*GIVEN REQUEST:* Below is a listing; write it out exactly and drop any images from it.
--- Begin INFORMATION SHOWN ---
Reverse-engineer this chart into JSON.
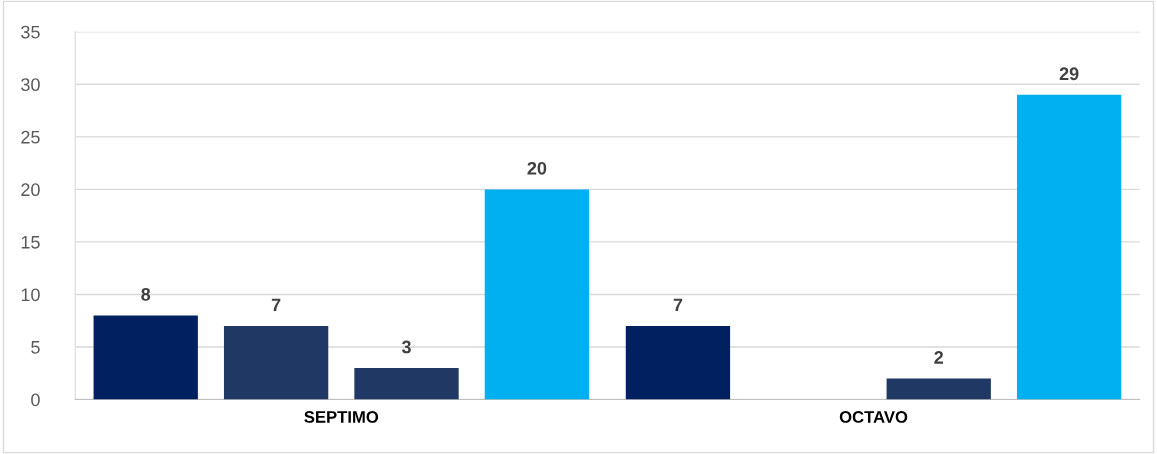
{
  "chart_data": {
    "type": "bar",
    "categories": [
      "SEPTIMO",
      "OCTAVO"
    ],
    "series": [
      {
        "color": "#002060",
        "values": [
          8,
          7
        ]
      },
      {
        "color": "#203864",
        "values": [
          7,
          null
        ]
      },
      {
        "color": "#1f3864",
        "values": [
          3,
          2
        ]
      },
      {
        "color": "#00b0f0",
        "values": [
          20,
          29
        ]
      }
    ],
    "ylim": [
      0,
      35
    ],
    "yticks": [
      0,
      5,
      10,
      15,
      20,
      25,
      30,
      35
    ],
    "grid": "y",
    "data_labels": true,
    "legend": false
  }
}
--- End INFORMATION SHOWN ---
*TASK RESULT:*
Reverse-engineer this chart into JSON.
{
  "chart_data": {
    "type": "bar",
    "categories": [
      "SEPTIMO",
      "OCTAVO"
    ],
    "series": [
      {
        "color": "#002060",
        "values": [
          8,
          7
        ]
      },
      {
        "color": "#203864",
        "values": [
          7,
          null
        ]
      },
      {
        "color": "#1f3864",
        "values": [
          3,
          2
        ]
      },
      {
        "color": "#00b0f0",
        "values": [
          20,
          29
        ]
      }
    ],
    "ylim": [
      0,
      35
    ],
    "yticks": [
      0,
      5,
      10,
      15,
      20,
      25,
      30,
      35
    ],
    "grid": "y",
    "data_labels": true,
    "legend": false
  }
}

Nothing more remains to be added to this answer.